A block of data

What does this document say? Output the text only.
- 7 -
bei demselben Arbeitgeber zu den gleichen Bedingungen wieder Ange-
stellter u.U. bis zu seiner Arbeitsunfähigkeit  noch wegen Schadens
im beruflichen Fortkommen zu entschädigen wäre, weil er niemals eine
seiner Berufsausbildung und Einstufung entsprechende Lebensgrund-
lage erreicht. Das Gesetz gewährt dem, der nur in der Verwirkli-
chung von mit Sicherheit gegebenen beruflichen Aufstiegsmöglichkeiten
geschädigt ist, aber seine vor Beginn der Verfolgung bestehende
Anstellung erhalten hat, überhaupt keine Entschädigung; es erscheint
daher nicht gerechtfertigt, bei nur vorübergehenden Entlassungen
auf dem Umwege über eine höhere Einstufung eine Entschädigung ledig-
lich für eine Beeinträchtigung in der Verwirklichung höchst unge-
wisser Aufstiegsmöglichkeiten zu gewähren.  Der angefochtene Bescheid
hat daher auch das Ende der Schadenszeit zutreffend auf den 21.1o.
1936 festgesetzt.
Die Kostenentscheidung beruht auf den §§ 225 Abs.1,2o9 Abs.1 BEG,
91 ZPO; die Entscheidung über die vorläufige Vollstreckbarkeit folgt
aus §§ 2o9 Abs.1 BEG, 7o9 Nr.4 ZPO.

**Problem details**: Using the material above, print every entry exactly as written.

**Problem solution**:
What does this document say? Output the text only.
- 7 -
bei demselben Arbeitgeber zu den gleichen Bedingungen wieder Ange-
stellter u.U. bis zu seiner Arbeitsunfähigkeit  noch wegen Schadens
im beruflichen Fortkommen zu entschädigen wäre, weil er niemals eine
seiner Berufsausbildung und Einstufung entsprechende Lebensgrund-
lage erreicht. Das Gesetz gewährt dem, der nur in der Verwirkli-
chung von mit Sicherheit gegebenen beruflichen Aufstiegsmöglichkeiten
geschädigt ist, aber seine vor Beginn der Verfolgung bestehende
Anstellung erhalten hat, überhaupt keine Entschädigung; es erscheint
daher nicht gerechtfertigt, bei nur vorübergehenden Entlassungen
auf dem Umwege über eine höhere Einstufung eine Entschädigung ledig-
lich für eine Beeinträchtigung in der Verwirklichung höchst unge-
wisser Aufstiegsmöglichkeiten zu gewähren.  Der angefochtene Bescheid
hat daher auch das Ende der Schadenszeit zutreffend auf den 21.1o.
1936 festgesetzt.
Die Kostenentscheidung beruht auf den §§ 225 Abs.1,2o9 Abs.1 BEG,
91 ZPO; die Entscheidung über die vorläufige Vollstreckbarkeit folgt
aus §§ 2o9 Abs.1 BEG, 7o9 Nr.4 ZPO.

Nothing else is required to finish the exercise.